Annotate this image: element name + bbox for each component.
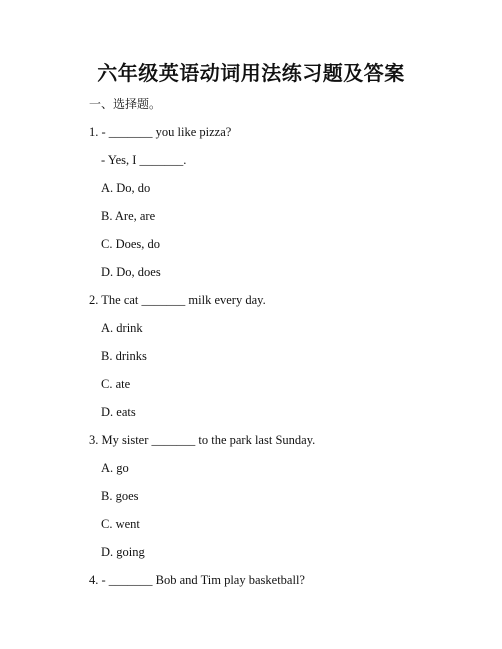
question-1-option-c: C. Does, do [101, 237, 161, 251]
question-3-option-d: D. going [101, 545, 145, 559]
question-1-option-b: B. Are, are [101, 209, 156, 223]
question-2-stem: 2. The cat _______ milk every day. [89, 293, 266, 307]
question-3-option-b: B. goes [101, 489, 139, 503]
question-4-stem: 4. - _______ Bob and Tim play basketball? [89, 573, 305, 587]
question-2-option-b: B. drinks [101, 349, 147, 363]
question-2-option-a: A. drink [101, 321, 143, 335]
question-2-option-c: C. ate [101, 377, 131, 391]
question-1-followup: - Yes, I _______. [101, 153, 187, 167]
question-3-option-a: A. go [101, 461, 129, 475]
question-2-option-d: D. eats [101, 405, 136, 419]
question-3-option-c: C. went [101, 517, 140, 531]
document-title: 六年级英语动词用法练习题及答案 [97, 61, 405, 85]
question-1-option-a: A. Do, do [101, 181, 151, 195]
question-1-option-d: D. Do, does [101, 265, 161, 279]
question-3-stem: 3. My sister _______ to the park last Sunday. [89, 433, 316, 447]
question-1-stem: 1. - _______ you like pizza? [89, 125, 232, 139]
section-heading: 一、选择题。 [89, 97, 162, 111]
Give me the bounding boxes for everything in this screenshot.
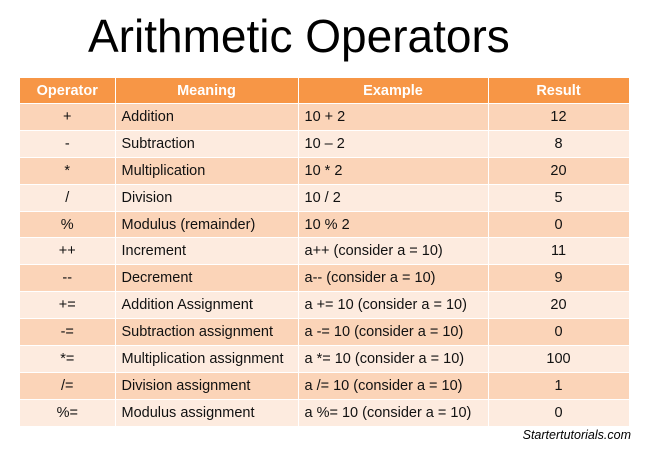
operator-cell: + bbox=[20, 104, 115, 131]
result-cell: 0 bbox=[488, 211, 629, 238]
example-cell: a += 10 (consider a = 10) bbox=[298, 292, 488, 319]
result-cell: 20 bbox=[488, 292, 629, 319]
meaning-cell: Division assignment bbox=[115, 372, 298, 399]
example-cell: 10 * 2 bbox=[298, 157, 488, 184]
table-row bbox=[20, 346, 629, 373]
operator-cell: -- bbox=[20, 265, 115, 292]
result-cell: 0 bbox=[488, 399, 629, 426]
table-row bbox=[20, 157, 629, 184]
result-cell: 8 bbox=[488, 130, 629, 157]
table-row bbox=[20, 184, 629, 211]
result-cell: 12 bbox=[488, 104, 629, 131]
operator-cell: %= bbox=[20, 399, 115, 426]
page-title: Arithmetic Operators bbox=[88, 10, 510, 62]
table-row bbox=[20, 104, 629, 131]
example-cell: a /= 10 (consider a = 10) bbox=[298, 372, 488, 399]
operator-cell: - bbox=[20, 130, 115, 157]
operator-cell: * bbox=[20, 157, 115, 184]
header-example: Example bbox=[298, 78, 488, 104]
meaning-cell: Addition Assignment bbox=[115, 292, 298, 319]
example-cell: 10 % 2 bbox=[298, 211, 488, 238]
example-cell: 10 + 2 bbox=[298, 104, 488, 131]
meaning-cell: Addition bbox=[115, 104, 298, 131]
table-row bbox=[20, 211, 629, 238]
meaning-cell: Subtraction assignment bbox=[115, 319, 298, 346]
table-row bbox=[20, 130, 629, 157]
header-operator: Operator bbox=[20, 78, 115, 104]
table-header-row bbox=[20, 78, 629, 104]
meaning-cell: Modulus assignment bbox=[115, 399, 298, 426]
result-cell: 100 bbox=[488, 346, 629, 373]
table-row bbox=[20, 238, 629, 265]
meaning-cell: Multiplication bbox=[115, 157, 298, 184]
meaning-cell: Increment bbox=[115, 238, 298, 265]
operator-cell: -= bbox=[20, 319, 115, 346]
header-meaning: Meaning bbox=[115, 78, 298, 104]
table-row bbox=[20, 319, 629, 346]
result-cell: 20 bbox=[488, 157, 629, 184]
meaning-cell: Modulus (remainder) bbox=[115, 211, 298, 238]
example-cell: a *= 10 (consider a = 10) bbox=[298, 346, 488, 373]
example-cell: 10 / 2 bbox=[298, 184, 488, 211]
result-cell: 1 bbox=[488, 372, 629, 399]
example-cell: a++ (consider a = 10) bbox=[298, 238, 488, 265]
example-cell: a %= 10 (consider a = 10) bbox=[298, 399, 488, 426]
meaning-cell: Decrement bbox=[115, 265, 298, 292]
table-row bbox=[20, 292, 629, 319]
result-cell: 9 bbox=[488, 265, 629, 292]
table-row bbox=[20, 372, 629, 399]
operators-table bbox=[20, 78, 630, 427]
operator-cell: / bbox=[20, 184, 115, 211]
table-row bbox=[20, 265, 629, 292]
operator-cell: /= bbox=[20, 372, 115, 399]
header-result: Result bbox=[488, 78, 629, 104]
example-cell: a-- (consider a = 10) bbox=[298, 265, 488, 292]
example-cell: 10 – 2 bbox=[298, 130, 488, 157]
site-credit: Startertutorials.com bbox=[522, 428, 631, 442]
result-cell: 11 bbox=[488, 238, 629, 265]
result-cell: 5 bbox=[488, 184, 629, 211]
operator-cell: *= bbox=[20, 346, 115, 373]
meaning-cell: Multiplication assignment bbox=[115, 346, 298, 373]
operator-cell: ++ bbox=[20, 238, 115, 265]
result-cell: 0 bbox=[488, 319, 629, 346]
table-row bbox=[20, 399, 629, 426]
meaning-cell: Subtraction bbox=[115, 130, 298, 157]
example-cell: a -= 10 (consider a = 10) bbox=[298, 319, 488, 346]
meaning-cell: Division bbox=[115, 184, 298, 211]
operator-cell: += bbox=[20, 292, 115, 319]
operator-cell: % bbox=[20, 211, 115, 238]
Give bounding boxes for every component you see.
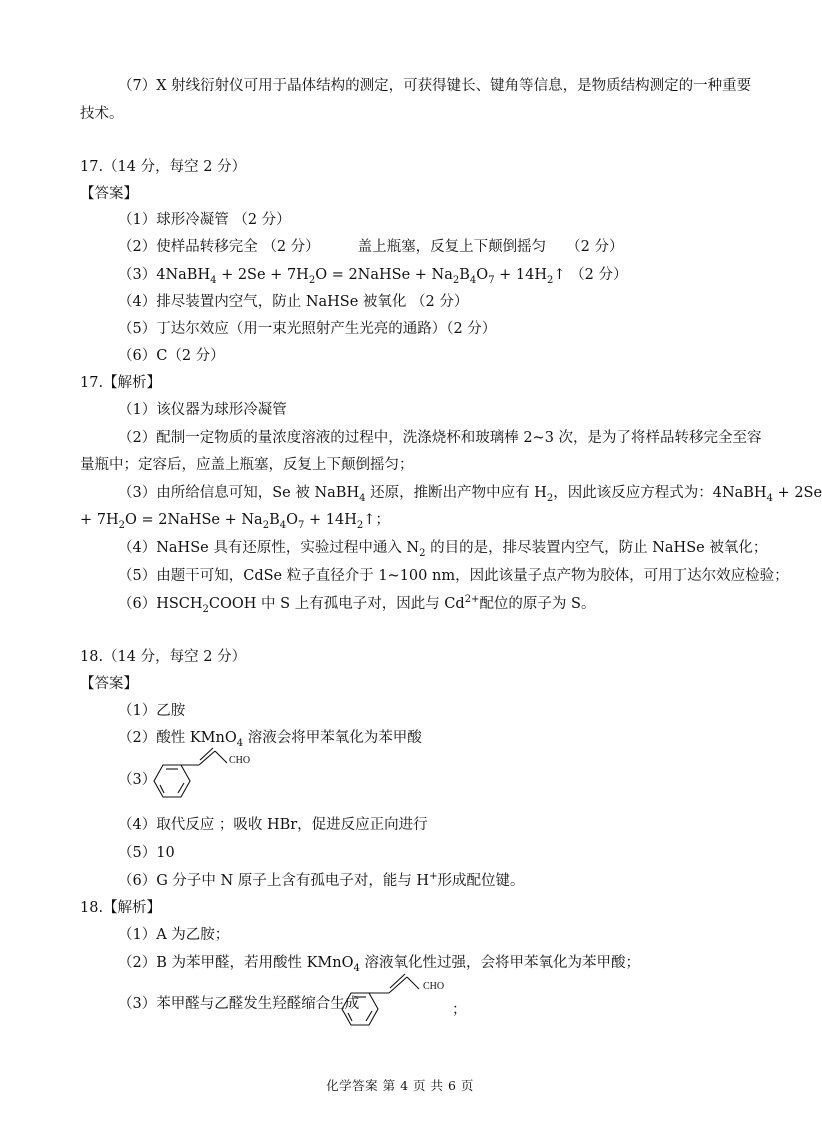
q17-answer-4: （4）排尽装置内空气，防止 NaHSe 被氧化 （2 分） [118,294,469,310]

▶ _CHALLENGE_:
Return the lines from the one containing "operator-cell: + bbox=[20, 104, 115, 131]" through the one containing "meaning-cell: Division assignment" in the entries above, copying each line verbatim and including both end lines.

▶ _SOLVED PROBLEM_:
operator-cell: + bbox=[20, 104, 115, 131]
result-cell: 0 bbox=[488, 211, 629, 238]
example-cell: a += 10 (consider a = 10) bbox=[298, 292, 488, 319]
result-cell: 20 bbox=[488, 292, 629, 319]
meaning-cell: Division assignment bbox=[115, 372, 298, 399]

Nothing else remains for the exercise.